TASK PROMPT:
Search the data for the word "Fogyasztóvédelmi" and copy every line where it occurs.

INPUT DATA:
--- Begin ---

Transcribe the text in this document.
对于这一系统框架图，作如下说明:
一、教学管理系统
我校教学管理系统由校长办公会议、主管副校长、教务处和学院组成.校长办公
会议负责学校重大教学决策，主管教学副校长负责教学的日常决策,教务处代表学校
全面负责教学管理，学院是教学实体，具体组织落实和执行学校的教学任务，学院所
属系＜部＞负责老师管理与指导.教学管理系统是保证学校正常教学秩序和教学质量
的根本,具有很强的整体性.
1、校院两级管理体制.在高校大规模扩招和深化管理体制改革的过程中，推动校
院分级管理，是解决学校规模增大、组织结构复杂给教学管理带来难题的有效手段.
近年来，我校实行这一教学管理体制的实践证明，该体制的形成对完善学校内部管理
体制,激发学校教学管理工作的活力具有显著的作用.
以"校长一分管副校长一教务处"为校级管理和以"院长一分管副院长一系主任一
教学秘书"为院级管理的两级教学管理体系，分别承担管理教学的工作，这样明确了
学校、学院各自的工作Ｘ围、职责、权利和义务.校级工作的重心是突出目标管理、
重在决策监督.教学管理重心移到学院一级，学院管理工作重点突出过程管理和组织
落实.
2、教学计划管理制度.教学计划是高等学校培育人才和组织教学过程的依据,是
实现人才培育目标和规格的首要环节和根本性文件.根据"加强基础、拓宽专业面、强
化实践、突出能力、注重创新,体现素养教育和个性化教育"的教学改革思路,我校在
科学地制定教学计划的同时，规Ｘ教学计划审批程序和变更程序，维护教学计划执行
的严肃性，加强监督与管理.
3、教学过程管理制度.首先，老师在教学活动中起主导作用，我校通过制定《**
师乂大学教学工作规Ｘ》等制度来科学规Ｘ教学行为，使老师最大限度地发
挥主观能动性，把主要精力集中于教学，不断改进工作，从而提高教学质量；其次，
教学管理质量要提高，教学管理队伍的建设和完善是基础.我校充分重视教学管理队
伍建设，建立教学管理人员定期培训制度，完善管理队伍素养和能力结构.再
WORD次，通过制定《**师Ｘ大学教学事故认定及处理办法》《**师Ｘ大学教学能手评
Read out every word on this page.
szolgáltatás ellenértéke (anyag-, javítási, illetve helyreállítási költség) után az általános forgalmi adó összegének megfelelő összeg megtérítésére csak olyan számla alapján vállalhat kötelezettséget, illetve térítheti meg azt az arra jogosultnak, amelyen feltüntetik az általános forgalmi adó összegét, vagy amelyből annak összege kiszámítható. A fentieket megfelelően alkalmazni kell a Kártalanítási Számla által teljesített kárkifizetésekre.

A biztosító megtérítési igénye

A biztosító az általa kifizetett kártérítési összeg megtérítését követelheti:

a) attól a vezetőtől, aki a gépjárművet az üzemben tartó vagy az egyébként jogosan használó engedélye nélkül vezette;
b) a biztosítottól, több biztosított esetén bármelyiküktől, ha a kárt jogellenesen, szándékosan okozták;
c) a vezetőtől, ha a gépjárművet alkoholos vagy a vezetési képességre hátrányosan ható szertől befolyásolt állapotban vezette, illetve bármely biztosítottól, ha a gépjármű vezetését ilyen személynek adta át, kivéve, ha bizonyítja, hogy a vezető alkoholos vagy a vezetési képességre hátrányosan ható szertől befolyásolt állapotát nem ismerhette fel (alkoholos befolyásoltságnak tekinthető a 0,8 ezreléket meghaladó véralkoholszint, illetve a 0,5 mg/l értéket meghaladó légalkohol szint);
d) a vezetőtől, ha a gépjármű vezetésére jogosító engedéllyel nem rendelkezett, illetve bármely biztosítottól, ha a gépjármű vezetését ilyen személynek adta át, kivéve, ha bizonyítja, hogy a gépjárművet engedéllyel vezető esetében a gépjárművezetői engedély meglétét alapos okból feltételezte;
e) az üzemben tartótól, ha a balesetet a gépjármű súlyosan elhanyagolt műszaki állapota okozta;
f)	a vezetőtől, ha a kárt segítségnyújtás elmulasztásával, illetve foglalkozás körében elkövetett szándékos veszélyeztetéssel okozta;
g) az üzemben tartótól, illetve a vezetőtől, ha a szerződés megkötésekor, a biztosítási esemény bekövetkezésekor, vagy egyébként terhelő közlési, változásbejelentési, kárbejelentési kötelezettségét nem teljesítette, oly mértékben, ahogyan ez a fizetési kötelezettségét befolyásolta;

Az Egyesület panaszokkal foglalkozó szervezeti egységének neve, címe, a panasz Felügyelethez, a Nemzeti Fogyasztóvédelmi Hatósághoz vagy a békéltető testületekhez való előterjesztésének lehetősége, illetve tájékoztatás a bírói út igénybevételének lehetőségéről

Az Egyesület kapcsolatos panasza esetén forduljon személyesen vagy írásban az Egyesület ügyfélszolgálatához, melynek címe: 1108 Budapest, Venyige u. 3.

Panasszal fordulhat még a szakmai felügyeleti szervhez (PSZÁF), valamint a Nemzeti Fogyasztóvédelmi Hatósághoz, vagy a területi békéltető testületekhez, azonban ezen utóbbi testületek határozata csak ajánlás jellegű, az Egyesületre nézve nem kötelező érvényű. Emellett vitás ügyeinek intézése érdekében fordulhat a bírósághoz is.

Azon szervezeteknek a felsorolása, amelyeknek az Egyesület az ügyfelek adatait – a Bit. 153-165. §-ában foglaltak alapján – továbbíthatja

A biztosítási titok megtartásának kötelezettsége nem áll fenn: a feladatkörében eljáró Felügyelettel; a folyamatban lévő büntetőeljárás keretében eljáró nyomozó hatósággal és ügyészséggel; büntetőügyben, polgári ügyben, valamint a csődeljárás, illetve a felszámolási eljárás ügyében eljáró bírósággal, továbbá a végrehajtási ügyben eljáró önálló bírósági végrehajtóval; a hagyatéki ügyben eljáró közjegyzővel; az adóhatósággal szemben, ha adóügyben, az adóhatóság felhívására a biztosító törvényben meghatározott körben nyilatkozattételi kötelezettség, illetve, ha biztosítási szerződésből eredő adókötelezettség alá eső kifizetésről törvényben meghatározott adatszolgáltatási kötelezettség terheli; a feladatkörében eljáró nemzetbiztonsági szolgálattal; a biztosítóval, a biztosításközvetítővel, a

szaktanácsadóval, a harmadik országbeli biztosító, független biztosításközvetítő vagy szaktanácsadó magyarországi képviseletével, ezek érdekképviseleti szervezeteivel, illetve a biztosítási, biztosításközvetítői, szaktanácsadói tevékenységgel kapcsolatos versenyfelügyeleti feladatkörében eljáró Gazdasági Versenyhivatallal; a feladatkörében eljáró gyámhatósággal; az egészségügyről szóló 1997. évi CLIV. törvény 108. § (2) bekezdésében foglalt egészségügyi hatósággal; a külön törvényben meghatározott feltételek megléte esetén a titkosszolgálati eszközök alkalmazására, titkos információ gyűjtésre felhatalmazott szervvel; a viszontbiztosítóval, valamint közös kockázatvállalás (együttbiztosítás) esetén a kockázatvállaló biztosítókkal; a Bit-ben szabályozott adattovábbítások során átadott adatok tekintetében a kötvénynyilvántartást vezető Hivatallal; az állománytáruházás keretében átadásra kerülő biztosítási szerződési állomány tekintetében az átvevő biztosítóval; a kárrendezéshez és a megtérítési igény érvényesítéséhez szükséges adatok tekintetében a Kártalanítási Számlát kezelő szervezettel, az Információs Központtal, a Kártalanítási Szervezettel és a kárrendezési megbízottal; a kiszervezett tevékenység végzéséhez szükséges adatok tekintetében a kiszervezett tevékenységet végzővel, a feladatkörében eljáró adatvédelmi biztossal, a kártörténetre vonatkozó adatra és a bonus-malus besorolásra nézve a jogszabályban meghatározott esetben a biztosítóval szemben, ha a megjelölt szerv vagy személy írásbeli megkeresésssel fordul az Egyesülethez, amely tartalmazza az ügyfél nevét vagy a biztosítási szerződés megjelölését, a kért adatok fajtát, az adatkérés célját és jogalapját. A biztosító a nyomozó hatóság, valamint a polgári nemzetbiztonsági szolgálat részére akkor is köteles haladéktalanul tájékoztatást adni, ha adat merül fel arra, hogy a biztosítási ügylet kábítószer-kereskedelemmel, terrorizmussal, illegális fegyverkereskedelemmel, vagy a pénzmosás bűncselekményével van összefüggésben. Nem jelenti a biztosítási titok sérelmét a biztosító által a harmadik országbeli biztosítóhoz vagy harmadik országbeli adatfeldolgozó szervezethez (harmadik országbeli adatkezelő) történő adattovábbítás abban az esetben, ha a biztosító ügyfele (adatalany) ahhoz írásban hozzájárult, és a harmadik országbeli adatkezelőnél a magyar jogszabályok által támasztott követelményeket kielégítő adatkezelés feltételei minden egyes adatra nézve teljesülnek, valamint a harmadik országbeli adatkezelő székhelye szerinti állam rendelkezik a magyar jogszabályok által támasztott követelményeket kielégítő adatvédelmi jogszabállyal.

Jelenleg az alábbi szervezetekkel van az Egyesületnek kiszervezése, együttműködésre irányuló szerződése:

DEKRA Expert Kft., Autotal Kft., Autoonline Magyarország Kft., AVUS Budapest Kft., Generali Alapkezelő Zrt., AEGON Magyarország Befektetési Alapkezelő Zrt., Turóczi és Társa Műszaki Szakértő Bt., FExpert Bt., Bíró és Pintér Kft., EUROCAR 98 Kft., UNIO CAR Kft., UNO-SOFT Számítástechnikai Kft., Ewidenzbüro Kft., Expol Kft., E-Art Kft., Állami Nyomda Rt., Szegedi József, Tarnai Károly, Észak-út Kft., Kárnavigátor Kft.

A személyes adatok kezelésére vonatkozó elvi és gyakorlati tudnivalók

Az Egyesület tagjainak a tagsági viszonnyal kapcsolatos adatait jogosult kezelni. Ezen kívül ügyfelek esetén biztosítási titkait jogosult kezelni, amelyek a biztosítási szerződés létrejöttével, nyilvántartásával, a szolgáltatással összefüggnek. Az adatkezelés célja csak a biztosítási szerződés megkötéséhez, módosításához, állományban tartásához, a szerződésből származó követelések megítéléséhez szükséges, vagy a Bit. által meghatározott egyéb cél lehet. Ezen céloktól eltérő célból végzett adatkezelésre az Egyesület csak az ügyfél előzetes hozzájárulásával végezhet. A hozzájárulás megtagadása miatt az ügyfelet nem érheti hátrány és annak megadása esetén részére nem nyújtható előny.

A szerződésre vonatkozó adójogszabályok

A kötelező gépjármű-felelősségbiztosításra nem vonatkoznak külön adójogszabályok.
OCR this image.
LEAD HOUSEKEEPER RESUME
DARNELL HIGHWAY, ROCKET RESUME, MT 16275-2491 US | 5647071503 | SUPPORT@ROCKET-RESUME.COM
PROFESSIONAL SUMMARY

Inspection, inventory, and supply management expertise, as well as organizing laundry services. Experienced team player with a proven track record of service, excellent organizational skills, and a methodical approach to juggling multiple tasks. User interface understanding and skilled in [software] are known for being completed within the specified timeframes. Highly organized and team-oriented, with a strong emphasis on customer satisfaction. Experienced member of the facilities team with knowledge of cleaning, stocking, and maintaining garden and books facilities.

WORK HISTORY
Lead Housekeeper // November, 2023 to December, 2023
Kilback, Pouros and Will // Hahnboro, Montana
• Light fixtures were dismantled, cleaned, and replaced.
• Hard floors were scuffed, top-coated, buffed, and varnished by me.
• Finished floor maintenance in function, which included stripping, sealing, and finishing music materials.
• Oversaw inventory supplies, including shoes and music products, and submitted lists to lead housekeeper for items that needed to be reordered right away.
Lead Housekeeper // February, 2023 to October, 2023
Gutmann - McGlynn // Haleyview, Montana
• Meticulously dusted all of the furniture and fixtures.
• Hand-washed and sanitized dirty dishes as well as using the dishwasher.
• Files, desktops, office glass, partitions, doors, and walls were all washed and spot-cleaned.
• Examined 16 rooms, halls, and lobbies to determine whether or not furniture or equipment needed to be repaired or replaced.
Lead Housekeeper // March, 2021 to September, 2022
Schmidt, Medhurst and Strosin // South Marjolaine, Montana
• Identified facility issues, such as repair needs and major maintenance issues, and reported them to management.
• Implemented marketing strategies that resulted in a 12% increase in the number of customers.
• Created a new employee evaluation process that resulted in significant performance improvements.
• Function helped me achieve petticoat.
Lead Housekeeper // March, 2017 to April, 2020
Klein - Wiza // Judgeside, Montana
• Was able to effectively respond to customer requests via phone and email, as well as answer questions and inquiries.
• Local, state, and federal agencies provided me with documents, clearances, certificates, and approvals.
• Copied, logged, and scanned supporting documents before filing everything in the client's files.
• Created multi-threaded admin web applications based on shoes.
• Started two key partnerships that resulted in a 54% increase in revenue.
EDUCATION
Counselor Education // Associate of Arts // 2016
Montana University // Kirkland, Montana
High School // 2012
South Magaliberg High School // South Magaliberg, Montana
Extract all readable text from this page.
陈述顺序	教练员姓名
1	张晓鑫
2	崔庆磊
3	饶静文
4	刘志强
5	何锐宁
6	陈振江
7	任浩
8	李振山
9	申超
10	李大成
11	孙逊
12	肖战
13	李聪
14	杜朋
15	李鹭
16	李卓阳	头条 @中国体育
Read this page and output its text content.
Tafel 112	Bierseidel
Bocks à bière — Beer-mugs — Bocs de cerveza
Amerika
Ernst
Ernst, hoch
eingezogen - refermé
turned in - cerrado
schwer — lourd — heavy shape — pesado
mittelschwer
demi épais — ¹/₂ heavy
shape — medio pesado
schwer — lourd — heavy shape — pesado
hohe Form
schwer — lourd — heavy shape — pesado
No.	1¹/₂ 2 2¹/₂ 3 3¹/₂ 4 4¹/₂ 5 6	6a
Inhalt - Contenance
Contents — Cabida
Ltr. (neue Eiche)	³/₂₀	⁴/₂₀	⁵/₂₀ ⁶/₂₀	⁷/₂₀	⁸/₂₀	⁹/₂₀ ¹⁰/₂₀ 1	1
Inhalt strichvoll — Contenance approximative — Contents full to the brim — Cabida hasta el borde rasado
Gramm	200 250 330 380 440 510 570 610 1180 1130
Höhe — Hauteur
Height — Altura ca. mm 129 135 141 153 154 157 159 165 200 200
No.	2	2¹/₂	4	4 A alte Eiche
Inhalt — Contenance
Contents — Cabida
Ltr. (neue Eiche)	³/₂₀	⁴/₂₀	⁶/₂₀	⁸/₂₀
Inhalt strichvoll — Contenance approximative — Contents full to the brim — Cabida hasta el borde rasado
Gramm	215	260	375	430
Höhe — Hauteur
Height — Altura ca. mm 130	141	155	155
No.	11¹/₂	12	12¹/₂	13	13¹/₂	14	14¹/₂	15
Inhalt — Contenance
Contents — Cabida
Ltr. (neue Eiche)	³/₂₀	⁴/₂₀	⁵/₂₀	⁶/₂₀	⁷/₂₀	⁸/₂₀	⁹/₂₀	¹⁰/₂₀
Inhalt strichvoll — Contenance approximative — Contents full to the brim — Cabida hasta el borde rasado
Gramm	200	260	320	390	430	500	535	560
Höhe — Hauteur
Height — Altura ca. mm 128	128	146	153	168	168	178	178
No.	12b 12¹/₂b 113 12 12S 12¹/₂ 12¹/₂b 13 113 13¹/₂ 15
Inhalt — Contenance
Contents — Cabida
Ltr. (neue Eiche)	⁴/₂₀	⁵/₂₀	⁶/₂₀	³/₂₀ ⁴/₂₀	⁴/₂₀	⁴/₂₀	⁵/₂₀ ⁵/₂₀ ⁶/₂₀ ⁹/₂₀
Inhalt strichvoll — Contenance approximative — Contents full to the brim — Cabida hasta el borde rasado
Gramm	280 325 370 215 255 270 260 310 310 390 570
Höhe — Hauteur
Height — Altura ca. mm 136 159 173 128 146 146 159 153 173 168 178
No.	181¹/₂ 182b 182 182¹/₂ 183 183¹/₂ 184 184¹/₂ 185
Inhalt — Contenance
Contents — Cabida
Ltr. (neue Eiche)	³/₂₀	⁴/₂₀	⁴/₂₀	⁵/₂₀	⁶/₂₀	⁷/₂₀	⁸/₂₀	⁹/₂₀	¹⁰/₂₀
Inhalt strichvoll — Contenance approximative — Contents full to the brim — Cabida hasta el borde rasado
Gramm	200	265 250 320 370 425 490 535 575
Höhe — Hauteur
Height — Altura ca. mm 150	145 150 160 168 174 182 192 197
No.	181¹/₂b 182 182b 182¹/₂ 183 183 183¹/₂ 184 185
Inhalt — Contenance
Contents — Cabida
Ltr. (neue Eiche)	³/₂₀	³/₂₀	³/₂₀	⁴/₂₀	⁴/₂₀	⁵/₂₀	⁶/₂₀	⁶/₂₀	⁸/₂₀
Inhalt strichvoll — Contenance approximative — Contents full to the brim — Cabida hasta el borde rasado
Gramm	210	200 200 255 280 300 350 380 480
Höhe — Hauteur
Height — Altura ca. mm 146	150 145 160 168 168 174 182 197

--- End ---

RESPONSE:
Az Egyesület panaszokkal foglalkozó szervezeti egységének neve, címe, a panasz Felügyelethez, a Nemzeti Fogyasztóvédelmi Hatósághoz vagy a békéltető testületekhez való előterjesztésének lehetősége, illetve tájékoztatás a bírói út igénybevételének lehetőségéről
Panasszal fordulhat még a szakmai felügyeleti szervhez (PSZÁF), valamint a Nemzeti Fogyasztóvédelmi Hatósághoz, vagy a területi békéltető testületekhez, azonban ezen utóbbi testületek határozata csak ajánlás jellegű, az Egyesületre nézve nem kötelező érvényű. Emellett vitás ügyeinek intézése érdekében fordulhat a bírósághoz is.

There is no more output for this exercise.